◆ OBJECTIVE: Without including any pictures, write out all the entries exactly.

◆ DATA EXTRACT:
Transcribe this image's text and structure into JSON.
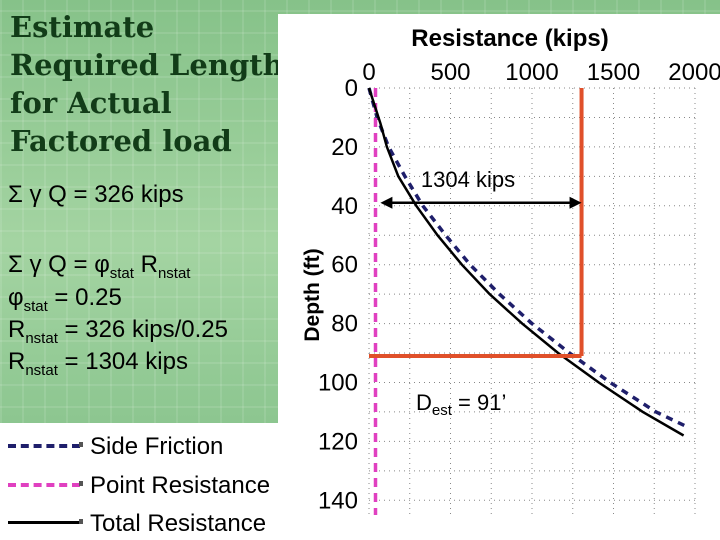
{
  "slide": {
    "title_lines": [
      "Estimate",
      "Required Length",
      "for Actual",
      "Factored load"
    ],
    "eq1": "Σ γ Q = 326 kips",
    "eq2": {
      "pre": "Σ γ Q = φ",
      "sub1": "stat",
      "mid": " R",
      "sub2": "nstat"
    },
    "eq3": {
      "pre": "φ",
      "sub": "stat",
      "post": " = 0.25"
    },
    "eq4": {
      "pre": "R",
      "sub": "nstat",
      "post": " = 326 kips/0.25"
    },
    "eq5": {
      "pre": "R",
      "sub": "nstat",
      "post": " = 1304 kips"
    }
  },
  "chart_data": {
    "type": "line",
    "title": "Resistance (kips)",
    "xlabel": "Resistance (kips)",
    "ylabel": "Depth (ft)",
    "x_ticks": [
      0,
      500,
      1000,
      1500,
      2000
    ],
    "y_ticks": [
      0,
      20,
      40,
      60,
      80,
      100,
      120,
      140
    ],
    "xlim": [
      0,
      2000
    ],
    "ylim": [
      0,
      145
    ],
    "y_inverted": true,
    "grid": "dotted",
    "series": [
      {
        "name": "Side Friction",
        "style": "dashed",
        "color": "#1f1f6b",
        "points": [
          [
            0,
            0
          ],
          [
            50,
            10
          ],
          [
            120,
            20
          ],
          [
            220,
            30
          ],
          [
            330,
            40
          ],
          [
            470,
            50
          ],
          [
            620,
            60
          ],
          [
            800,
            70
          ],
          [
            1000,
            80
          ],
          [
            1230,
            90
          ],
          [
            1480,
            100
          ],
          [
            1760,
            110
          ],
          [
            1950,
            115
          ]
        ]
      },
      {
        "name": "Point Resistance",
        "style": "dashed",
        "color": "#e040c0",
        "points": [
          [
            40,
            0
          ],
          [
            40,
            145
          ]
        ]
      },
      {
        "name": "Total Resistance",
        "style": "solid",
        "color": "#000000",
        "points": [
          [
            0,
            0
          ],
          [
            70,
            12
          ],
          [
            110,
            20
          ],
          [
            180,
            30
          ],
          [
            290,
            40
          ],
          [
            420,
            50
          ],
          [
            570,
            60
          ],
          [
            740,
            70
          ],
          [
            940,
            80
          ],
          [
            1160,
            90
          ],
          [
            1410,
            100
          ],
          [
            1680,
            110
          ],
          [
            1930,
            118
          ]
        ]
      }
    ],
    "annotations": {
      "capacity_value": 1304,
      "capacity_label": "1304 kips",
      "depth_value": 91,
      "depth_label": {
        "pre": "D",
        "sub": "est",
        "post": " = 91’"
      },
      "arrow_from_x": 70,
      "arrow_depth": 40,
      "ref_color": "#e0502a"
    },
    "legend": "bottom-left"
  }
}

◆ RESULT:
Transcribe this image's text and structure into JSON.
{
  "slide": {
    "title_lines": [
      "Estimate",
      "Required Length",
      "for Actual",
      "Factored load"
    ],
    "eq1": "Σ γ Q = 326 kips",
    "eq2": {
      "pre": "Σ γ Q = φ",
      "sub1": "stat",
      "mid": " R",
      "sub2": "nstat"
    },
    "eq3": {
      "pre": "φ",
      "sub": "stat",
      "post": " = 0.25"
    },
    "eq4": {
      "pre": "R",
      "sub": "nstat",
      "post": " = 326 kips/0.25"
    },
    "eq5": {
      "pre": "R",
      "sub": "nstat",
      "post": " = 1304 kips"
    }
  },
  "chart_data": {
    "type": "line",
    "title": "Resistance (kips)",
    "xlabel": "Resistance (kips)",
    "ylabel": "Depth (ft)",
    "x_ticks": [
      0,
      500,
      1000,
      1500,
      2000
    ],
    "y_ticks": [
      0,
      20,
      40,
      60,
      80,
      100,
      120,
      140
    ],
    "xlim": [
      0,
      2000
    ],
    "ylim": [
      0,
      145
    ],
    "y_inverted": true,
    "grid": "dotted",
    "series": [
      {
        "name": "Side Friction",
        "style": "dashed",
        "color": "#1f1f6b",
        "points": [
          [
            0,
            0
          ],
          [
            50,
            10
          ],
          [
            120,
            20
          ],
          [
            220,
            30
          ],
          [
            330,
            40
          ],
          [
            470,
            50
          ],
          [
            620,
            60
          ],
          [
            800,
            70
          ],
          [
            1000,
            80
          ],
          [
            1230,
            90
          ],
          [
            1480,
            100
          ],
          [
            1760,
            110
          ],
          [
            1950,
            115
          ]
        ]
      },
      {
        "name": "Point Resistance",
        "style": "dashed",
        "color": "#e040c0",
        "points": [
          [
            40,
            0
          ],
          [
            40,
            145
          ]
        ]
      },
      {
        "name": "Total Resistance",
        "style": "solid",
        "color": "#000000",
        "points": [
          [
            0,
            0
          ],
          [
            70,
            12
          ],
          [
            110,
            20
          ],
          [
            180,
            30
          ],
          [
            290,
            40
          ],
          [
            420,
            50
          ],
          [
            570,
            60
          ],
          [
            740,
            70
          ],
          [
            940,
            80
          ],
          [
            1160,
            90
          ],
          [
            1410,
            100
          ],
          [
            1680,
            110
          ],
          [
            1930,
            118
          ]
        ]
      }
    ],
    "annotations": {
      "capacity_value": 1304,
      "capacity_label": "1304 kips",
      "depth_value": 91,
      "depth_label": {
        "pre": "D",
        "sub": "est",
        "post": " = 91’"
      },
      "arrow_from_x": 70,
      "arrow_depth": 40,
      "ref_color": "#e0502a"
    },
    "legend": "bottom-left"
  }
}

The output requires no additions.